*What to produce:*
Go through the listing and copy each line with the string "dengan".

*Entries taken from a collection:*
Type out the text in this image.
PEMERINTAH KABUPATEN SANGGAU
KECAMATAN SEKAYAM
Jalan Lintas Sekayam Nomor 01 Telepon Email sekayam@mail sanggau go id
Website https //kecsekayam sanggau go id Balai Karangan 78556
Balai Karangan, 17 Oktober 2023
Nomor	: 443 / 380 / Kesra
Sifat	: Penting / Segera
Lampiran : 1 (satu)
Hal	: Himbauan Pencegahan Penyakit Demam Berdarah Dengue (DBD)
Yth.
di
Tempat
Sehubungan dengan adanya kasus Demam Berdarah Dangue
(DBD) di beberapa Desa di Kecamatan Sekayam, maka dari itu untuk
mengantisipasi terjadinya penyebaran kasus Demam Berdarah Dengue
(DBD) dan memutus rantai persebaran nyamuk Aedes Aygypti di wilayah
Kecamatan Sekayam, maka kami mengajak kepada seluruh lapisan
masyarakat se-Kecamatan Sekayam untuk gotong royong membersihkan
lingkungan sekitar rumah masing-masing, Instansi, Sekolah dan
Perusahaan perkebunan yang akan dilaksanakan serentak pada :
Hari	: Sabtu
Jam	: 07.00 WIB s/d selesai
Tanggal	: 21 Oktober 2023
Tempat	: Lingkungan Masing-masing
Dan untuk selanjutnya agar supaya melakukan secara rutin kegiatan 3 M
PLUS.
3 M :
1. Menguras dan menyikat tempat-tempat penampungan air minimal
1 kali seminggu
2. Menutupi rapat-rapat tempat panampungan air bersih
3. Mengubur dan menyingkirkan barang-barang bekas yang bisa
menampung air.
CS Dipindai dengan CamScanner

*Complete output:*
Sehubungan dengan adanya kasus Demam Berdarah Dangue
CS Dipindai dengan CamScanner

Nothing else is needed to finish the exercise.